** Begin **

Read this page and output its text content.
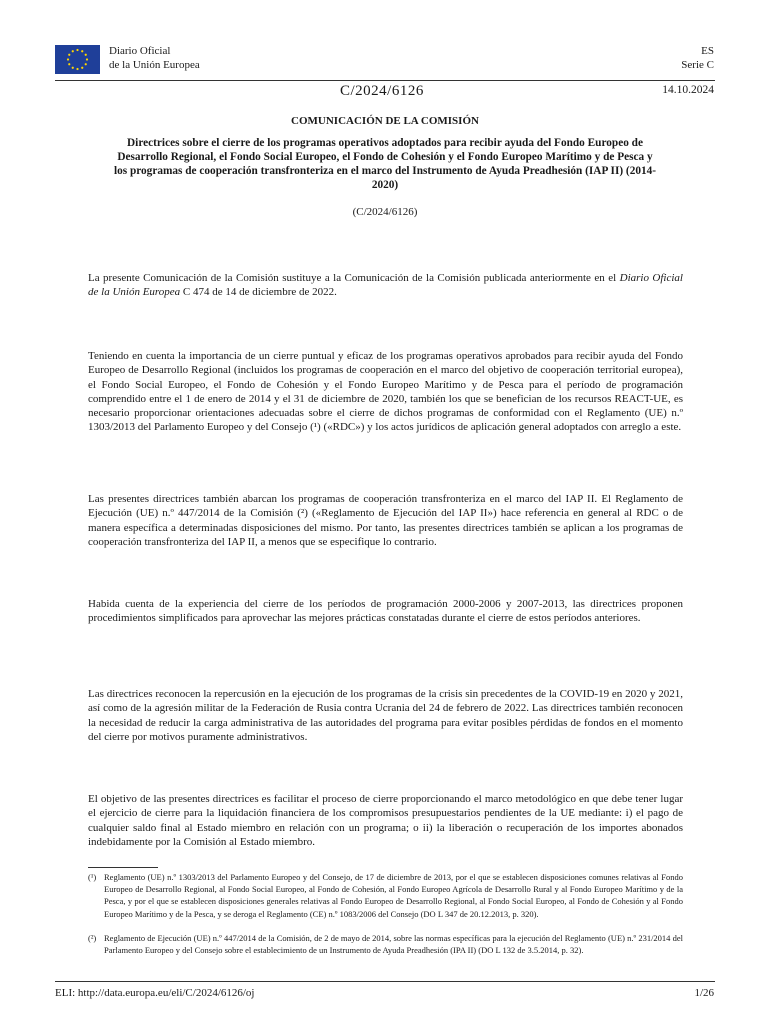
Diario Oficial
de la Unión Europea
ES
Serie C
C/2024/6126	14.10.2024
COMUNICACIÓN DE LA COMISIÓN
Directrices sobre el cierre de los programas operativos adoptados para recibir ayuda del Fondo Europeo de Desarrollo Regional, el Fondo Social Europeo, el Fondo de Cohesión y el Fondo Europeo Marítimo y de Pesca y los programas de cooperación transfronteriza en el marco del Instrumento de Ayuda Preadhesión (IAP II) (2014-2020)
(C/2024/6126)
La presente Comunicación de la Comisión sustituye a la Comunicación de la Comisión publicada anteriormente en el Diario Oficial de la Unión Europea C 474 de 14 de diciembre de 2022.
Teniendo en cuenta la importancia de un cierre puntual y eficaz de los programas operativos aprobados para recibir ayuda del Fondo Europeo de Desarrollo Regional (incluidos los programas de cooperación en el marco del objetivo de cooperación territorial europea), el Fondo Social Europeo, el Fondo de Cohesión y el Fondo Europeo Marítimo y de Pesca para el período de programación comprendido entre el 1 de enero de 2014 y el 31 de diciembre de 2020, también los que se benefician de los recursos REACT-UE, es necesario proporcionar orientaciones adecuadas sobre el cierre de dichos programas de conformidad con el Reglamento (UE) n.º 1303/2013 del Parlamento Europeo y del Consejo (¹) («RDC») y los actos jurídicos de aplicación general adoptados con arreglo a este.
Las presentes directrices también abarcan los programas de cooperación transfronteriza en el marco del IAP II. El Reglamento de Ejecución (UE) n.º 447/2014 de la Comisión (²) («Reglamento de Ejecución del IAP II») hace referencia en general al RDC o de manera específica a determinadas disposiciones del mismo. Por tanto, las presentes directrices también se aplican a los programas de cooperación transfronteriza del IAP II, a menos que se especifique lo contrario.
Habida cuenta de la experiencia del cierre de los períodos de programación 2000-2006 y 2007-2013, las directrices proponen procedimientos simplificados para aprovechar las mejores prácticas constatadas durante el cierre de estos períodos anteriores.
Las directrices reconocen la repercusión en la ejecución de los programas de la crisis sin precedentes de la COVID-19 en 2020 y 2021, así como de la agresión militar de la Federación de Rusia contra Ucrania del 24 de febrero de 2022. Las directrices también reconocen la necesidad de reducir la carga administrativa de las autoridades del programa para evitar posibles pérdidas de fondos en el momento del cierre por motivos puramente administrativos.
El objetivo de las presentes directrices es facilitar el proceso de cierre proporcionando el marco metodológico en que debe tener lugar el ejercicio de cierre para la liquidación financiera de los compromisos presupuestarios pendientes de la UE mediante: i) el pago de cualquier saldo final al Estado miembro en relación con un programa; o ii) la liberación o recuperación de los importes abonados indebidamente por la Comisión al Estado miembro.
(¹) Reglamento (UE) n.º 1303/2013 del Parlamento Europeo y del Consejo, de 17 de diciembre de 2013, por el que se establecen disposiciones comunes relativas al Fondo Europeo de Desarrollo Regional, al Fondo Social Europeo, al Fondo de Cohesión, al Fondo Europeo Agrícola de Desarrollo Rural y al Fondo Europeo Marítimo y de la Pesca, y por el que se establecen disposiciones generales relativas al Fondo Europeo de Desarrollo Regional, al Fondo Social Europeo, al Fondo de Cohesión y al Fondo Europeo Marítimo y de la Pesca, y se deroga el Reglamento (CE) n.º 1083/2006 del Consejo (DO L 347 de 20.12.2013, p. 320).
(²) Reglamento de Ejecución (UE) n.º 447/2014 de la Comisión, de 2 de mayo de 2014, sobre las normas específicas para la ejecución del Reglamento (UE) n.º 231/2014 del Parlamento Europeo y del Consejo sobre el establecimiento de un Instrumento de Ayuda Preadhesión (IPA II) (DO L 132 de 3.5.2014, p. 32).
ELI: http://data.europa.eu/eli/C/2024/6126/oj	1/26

** End **
** Begin **

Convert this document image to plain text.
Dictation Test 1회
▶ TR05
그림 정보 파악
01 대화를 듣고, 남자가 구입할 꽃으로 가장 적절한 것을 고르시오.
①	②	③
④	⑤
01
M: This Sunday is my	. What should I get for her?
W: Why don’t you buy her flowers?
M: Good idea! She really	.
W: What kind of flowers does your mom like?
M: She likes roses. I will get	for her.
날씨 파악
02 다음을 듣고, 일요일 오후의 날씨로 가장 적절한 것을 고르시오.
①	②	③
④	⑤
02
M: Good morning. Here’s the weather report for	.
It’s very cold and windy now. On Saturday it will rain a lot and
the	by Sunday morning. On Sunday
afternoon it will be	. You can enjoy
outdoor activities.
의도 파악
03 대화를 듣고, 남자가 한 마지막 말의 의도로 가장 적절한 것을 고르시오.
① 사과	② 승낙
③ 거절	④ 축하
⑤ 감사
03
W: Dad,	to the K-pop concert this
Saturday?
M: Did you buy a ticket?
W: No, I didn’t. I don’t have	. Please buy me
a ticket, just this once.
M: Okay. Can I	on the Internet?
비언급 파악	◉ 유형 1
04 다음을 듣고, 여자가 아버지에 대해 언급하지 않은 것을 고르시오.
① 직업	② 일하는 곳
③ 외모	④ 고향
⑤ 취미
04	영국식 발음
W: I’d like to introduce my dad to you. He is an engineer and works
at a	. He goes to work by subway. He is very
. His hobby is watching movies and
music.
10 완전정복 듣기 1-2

** End **

* **WRITTEN INSTRUCTION**
Pull every line containing "flowers" out of the records.

* **ANSWER TO THE EXERCISE**
W: Why don’t you buy her flowers?
W: What kind of flowers does your mom like?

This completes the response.